#### DATA TO PROCESS
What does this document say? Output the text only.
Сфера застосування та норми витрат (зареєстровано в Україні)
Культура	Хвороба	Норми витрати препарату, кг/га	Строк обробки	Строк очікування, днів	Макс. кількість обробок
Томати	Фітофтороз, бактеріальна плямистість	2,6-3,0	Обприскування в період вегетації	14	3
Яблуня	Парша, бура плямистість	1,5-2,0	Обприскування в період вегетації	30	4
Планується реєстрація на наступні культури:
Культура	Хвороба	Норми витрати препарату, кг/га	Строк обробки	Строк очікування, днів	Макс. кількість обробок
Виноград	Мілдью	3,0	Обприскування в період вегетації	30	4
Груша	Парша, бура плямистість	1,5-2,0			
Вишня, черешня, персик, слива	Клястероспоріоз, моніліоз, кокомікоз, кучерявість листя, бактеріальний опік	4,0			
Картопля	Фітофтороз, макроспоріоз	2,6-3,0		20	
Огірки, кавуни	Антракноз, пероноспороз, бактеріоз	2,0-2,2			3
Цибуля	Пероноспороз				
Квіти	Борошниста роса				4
########
#### DATA TO PROCESS
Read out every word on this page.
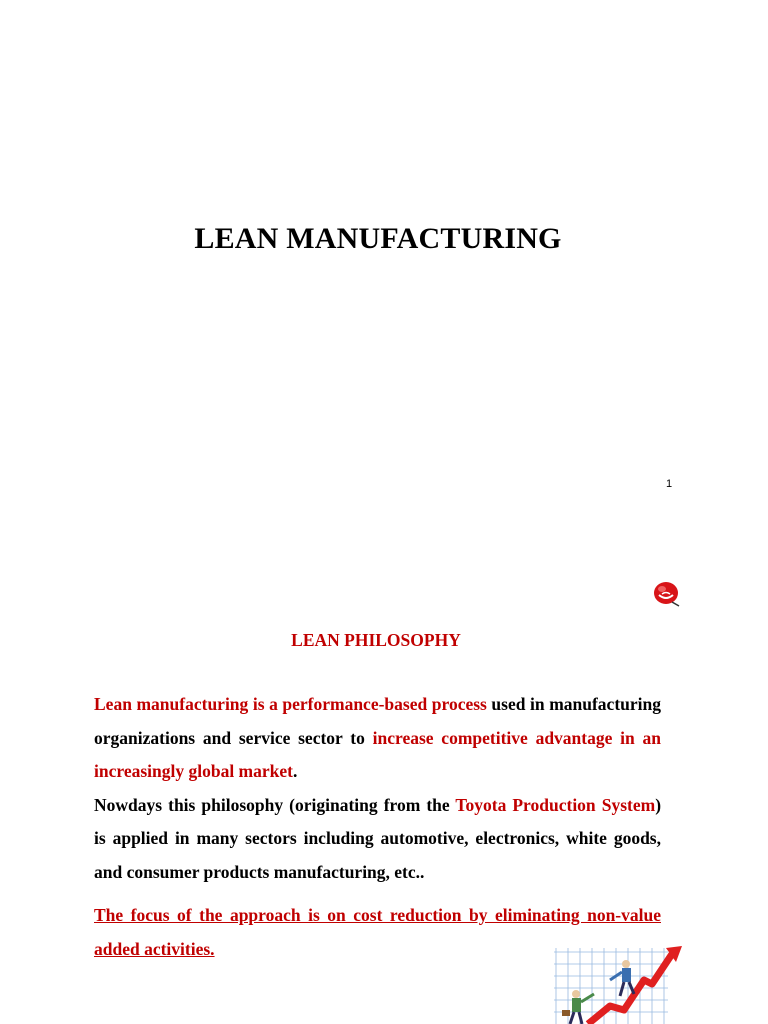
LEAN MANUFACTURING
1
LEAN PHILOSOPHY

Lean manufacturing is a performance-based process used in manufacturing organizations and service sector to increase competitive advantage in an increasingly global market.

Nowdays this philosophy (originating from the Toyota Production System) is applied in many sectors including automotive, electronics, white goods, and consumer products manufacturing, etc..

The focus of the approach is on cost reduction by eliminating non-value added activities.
########
§ **WRITTEN PROBLEM**
Every line that holds the word "Фітофтороз" should be extracted.

§ **ANSWER IN FULL**
Томати	Фітофтороз, бактеріальна плямистість	2,6-3,0	Обприскування в період вегетації	14	3
Картопля	Фітофтороз, макроспоріоз	2,6-3,0		20	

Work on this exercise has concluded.